• [THE TASK]
Output every entry exactly, from the first line to the last.

• [DATASET EXCERPTS]

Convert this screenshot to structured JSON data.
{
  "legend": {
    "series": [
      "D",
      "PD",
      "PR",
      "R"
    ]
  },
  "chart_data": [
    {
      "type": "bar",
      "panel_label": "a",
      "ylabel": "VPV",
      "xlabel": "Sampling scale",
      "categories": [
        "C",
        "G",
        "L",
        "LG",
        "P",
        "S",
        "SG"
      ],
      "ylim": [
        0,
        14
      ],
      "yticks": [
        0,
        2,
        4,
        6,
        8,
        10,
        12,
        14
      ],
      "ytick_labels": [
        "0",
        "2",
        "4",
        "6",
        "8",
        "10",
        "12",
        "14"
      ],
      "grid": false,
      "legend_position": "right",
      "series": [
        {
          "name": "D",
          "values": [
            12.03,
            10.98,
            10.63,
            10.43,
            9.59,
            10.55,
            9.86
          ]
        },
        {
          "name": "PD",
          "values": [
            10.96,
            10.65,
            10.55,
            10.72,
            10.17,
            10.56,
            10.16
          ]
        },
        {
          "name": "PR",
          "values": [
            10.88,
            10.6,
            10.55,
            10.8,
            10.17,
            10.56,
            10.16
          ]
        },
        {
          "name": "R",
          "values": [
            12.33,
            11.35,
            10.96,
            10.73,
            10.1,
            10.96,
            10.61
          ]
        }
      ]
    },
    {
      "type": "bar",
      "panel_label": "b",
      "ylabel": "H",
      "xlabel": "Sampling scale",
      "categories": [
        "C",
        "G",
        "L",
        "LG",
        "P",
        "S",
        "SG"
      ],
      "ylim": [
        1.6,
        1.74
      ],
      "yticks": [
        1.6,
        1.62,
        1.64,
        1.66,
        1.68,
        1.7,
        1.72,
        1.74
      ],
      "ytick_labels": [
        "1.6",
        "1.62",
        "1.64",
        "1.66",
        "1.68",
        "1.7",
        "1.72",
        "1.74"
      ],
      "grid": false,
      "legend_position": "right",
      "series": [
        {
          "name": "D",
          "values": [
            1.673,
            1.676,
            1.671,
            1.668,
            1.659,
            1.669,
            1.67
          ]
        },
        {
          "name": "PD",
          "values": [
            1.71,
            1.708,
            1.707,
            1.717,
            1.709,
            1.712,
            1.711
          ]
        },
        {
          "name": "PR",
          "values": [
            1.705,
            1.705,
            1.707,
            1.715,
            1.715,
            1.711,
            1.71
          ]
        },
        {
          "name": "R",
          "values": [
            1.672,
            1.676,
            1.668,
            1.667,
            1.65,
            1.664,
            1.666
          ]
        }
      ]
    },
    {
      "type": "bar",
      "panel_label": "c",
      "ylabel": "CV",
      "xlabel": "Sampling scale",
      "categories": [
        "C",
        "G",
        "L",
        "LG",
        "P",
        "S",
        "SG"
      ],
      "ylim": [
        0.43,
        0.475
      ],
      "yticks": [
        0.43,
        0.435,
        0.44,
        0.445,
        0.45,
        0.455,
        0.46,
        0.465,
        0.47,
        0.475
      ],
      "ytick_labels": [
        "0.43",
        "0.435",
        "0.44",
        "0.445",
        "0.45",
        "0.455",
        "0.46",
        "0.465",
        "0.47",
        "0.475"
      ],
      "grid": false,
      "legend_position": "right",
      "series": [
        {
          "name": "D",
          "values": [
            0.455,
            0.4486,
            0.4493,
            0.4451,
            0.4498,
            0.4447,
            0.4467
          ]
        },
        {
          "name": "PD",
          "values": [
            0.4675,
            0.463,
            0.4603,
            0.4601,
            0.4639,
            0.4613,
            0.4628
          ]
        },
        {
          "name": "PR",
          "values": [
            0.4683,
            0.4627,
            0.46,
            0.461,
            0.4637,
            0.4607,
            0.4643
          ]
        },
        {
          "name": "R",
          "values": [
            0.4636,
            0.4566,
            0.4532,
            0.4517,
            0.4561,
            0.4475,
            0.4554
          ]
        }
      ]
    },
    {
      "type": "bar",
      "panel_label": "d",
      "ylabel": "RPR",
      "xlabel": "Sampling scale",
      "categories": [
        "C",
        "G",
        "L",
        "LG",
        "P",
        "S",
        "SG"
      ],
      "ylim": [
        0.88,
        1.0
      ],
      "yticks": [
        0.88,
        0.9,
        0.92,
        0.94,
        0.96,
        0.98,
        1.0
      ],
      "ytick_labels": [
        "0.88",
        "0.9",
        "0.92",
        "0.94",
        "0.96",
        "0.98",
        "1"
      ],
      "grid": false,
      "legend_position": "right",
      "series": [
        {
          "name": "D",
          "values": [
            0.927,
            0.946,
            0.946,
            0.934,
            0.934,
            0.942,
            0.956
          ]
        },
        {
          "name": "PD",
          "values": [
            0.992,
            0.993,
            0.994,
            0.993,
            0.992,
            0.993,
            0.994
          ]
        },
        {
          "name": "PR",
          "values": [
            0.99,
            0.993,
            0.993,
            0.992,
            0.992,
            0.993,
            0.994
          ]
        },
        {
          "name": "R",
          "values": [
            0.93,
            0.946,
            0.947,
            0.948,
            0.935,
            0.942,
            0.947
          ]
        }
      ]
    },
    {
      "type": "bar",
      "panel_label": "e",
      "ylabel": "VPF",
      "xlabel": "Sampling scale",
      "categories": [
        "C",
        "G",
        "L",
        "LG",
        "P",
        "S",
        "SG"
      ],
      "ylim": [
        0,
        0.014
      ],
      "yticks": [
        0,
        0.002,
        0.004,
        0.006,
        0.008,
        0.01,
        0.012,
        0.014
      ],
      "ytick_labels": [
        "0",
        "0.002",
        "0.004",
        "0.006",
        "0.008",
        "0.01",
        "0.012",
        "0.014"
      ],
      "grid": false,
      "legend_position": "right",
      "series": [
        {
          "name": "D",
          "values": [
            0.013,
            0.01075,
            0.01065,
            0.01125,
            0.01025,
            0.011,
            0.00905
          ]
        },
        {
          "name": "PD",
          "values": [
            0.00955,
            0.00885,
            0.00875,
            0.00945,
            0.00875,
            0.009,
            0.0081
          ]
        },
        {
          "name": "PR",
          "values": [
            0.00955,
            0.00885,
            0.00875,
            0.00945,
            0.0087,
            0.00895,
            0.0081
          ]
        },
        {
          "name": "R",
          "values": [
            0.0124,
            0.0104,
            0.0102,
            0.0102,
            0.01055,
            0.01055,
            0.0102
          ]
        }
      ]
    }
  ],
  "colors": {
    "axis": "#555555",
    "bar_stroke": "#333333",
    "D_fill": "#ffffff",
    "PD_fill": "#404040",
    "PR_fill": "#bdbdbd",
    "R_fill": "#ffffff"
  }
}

• [WORKED SOLUTION]
Convert this screenshot to structured JSON data.
{
  "legend": {
    "series": [
      "D",
      "PD",
      "PR",
      "R"
    ]
  },
  "chart_data": [
    {
      "type": "bar",
      "panel_label": "a",
      "ylabel": "VPV",
      "xlabel": "Sampling scale",
      "categories": [
        "C",
        "G",
        "L",
        "LG",
        "P",
        "S",
        "SG"
      ],
      "ylim": [
        0,
        14
      ],
      "yticks": [
        0,
        2,
        4,
        6,
        8,
        10,
        12,
        14
      ],
      "ytick_labels": [
        "0",
        "2",
        "4",
        "6",
        "8",
        "10",
        "12",
        "14"
      ],
      "grid": false,
      "legend_position": "right",
      "series": [
        {
          "name": "D",
          "values": [
            12.03,
            10.98,
            10.63,
            10.43,
            9.59,
            10.55,
            9.86
          ]
        },
        {
          "name": "PD",
          "values": [
            10.96,
            10.65,
            10.55,
            10.72,
            10.17,
            10.56,
            10.16
          ]
        },
        {
          "name": "PR",
          "values": [
            10.88,
            10.6,
            10.55,
            10.8,
            10.17,
            10.56,
            10.16
          ]
        },
        {
          "name": "R",
          "values": [
            12.33,
            11.35,
            10.96,
            10.73,
            10.1,
            10.96,
            10.61
          ]
        }
      ]
    },
    {
      "type": "bar",
      "panel_label": "b",
      "ylabel": "H",
      "xlabel": "Sampling scale",
      "categories": [
        "C",
        "G",
        "L",
        "LG",
        "P",
        "S",
        "SG"
      ],
      "ylim": [
        1.6,
        1.74
      ],
      "yticks": [
        1.6,
        1.62,
        1.64,
        1.66,
        1.68,
        1.7,
        1.72,
        1.74
      ],
      "ytick_labels": [
        "1.6",
        "1.62",
        "1.64",
        "1.66",
        "1.68",
        "1.7",
        "1.72",
        "1.74"
      ],
      "grid": false,
      "legend_position": "right",
      "series": [
        {
          "name": "D",
          "values": [
            1.673,
            1.676,
            1.671,
            1.668,
            1.659,
            1.669,
            1.67
          ]
        },
        {
          "name": "PD",
          "values": [
            1.71,
            1.708,
            1.707,
            1.717,
            1.709,
            1.712,
            1.711
          ]
        },
        {
          "name": "PR",
          "values": [
            1.705,
            1.705,
            1.707,
            1.715,
            1.715,
            1.711,
            1.71
          ]
        },
        {
          "name": "R",
          "values": [
            1.672,
            1.676,
            1.668,
            1.667,
            1.65,
            1.664,
            1.666
          ]
        }
      ]
    },
    {
      "type": "bar",
      "panel_label": "c",
      "ylabel": "CV",
      "xlabel": "Sampling scale",
      "categories": [
        "C",
        "G",
        "L",
        "LG",
        "P",
        "S",
        "SG"
      ],
      "ylim": [
        0.43,
        0.475
      ],
      "yticks": [
        0.43,
        0.435,
        0.44,
        0.445,
        0.45,
        0.455,
        0.46,
        0.465,
        0.47,
        0.475
      ],
      "ytick_labels": [
        "0.43",
        "0.435",
        "0.44",
        "0.445",
        "0.45",
        "0.455",
        "0.46",
        "0.465",
        "0.47",
        "0.475"
      ],
      "grid": false,
      "legend_position": "right",
      "series": [
        {
          "name": "D",
          "values": [
            0.455,
            0.4486,
            0.4493,
            0.4451,
            0.4498,
            0.4447,
            0.4467
          ]
        },
        {
          "name": "PD",
          "values": [
            0.4675,
            0.463,
            0.4603,
            0.4601,
            0.4639,
            0.4613,
            0.4628
          ]
        },
        {
          "name": "PR",
          "values": [
            0.4683,
            0.4627,
            0.46,
            0.461,
            0.4637,
            0.4607,
            0.4643
          ]
        },
        {
          "name": "R",
          "values": [
            0.4636,
            0.4566,
            0.4532,
            0.4517,
            0.4561,
            0.4475,
            0.4554
          ]
        }
      ]
    },
    {
      "type": "bar",
      "panel_label": "d",
      "ylabel": "RPR",
      "xlabel": "Sampling scale",
      "categories": [
        "C",
        "G",
        "L",
        "LG",
        "P",
        "S",
        "SG"
      ],
      "ylim": [
        0.88,
        1.0
      ],
      "yticks": [
        0.88,
        0.9,
        0.92,
        0.94,
        0.96,
        0.98,
        1.0
      ],
      "ytick_labels": [
        "0.88",
        "0.9",
        "0.92",
        "0.94",
        "0.96",
        "0.98",
        "1"
      ],
      "grid": false,
      "legend_position": "right",
      "series": [
        {
          "name": "D",
          "values": [
            0.927,
            0.946,
            0.946,
            0.934,
            0.934,
            0.942,
            0.956
          ]
        },
        {
          "name": "PD",
          "values": [
            0.992,
            0.993,
            0.994,
            0.993,
            0.992,
            0.993,
            0.994
          ]
        },
        {
          "name": "PR",
          "values": [
            0.99,
            0.993,
            0.993,
            0.992,
            0.992,
            0.993,
            0.994
          ]
        },
        {
          "name": "R",
          "values": [
            0.93,
            0.946,
            0.947,
            0.948,
            0.935,
            0.942,
            0.947
          ]
        }
      ]
    },
    {
      "type": "bar",
      "panel_label": "e",
      "ylabel": "VPF",
      "xlabel": "Sampling scale",
      "categories": [
        "C",
        "G",
        "L",
        "LG",
        "P",
        "S",
        "SG"
      ],
      "ylim": [
        0,
        0.014
      ],
      "yticks": [
        0,
        0.002,
        0.004,
        0.006,
        0.008,
        0.01,
        0.012,
        0.014
      ],
      "ytick_labels": [
        "0",
        "0.002",
        "0.004",
        "0.006",
        "0.008",
        "0.01",
        "0.012",
        "0.014"
      ],
      "grid": false,
      "legend_position": "right",
      "series": [
        {
          "name": "D",
          "values": [
            0.013,
            0.01075,
            0.01065,
            0.01125,
            0.01025,
            0.011,
            0.00905
          ]
        },
        {
          "name": "PD",
          "values": [
            0.00955,
            0.00885,
            0.00875,
            0.00945,
            0.00875,
            0.009,
            0.0081
          ]
        },
        {
          "name": "PR",
          "values": [
            0.00955,
            0.00885,
            0.00875,
            0.00945,
            0.0087,
            0.00895,
            0.0081
          ]
        },
        {
          "name": "R",
          "values": [
            0.0124,
            0.0104,
            0.0102,
            0.0102,
            0.01055,
            0.01055,
            0.0102
          ]
        }
      ]
    }
  ],
  "colors": {
    "axis": "#555555",
    "bar_stroke": "#333333",
    "D_fill": "#ffffff",
    "PD_fill": "#404040",
    "PR_fill": "#bdbdbd",
    "R_fill": "#ffffff"
  }
}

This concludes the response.